======== EXERCISE INPUT ========

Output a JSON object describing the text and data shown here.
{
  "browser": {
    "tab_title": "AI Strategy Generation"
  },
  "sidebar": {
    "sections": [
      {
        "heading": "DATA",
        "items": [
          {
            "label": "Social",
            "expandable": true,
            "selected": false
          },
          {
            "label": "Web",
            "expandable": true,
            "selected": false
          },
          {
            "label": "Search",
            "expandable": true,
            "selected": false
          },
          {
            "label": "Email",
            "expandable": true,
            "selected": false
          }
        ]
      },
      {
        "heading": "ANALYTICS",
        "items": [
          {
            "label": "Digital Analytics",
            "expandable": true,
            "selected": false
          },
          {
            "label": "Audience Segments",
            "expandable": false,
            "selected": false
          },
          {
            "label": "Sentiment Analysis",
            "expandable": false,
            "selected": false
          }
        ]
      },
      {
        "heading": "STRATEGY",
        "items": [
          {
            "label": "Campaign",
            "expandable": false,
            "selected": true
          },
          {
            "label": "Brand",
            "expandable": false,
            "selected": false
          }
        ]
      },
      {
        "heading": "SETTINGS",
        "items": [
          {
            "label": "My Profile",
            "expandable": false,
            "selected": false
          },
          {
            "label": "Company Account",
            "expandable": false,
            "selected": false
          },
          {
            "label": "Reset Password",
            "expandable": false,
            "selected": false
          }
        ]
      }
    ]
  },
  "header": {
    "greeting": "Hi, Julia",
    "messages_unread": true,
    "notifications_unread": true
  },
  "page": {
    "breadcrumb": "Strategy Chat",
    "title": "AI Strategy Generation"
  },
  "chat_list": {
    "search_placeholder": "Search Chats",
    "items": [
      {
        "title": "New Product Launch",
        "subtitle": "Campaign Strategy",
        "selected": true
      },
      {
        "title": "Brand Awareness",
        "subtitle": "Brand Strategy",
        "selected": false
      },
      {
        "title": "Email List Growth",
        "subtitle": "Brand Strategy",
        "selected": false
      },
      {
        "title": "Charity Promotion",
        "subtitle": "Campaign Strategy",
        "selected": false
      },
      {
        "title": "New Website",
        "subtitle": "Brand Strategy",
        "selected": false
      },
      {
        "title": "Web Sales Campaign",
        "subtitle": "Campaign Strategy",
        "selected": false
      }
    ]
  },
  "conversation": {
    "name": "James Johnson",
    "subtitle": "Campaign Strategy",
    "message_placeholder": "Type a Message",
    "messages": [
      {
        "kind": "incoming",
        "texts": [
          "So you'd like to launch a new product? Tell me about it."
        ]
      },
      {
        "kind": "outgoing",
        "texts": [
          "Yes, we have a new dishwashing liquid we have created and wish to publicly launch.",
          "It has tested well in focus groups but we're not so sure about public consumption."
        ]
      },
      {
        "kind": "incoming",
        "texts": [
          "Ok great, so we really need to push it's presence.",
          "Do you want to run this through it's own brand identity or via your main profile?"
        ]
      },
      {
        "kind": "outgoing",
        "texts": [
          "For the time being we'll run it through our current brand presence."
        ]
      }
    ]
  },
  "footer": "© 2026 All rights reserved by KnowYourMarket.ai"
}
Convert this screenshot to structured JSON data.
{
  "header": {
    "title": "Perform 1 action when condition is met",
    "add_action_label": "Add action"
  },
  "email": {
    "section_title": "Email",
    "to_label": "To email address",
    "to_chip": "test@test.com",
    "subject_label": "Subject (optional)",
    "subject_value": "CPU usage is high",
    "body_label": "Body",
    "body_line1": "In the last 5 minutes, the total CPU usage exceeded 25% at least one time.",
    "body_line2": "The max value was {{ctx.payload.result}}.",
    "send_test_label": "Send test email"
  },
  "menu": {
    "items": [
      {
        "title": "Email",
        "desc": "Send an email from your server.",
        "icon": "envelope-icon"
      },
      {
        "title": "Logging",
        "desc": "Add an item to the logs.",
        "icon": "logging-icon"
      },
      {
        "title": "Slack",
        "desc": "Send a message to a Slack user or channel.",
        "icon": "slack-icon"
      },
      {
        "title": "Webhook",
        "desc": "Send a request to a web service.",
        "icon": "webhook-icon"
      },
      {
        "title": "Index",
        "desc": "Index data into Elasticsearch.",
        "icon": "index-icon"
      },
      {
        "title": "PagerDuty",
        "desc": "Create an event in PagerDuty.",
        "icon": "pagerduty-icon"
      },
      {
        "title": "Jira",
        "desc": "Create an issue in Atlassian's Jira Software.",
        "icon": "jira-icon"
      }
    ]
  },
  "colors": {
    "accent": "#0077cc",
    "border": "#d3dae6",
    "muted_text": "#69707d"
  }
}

========

(OBJECTIVE)
In the records above, locate the lines holding the word "about". Copy each of them.

(EXERCISE RESPONSE)
          "So you'd like to launch a new product? Tell me about it."
          "It has tested well in focus groups but we're not so sure about public consumption."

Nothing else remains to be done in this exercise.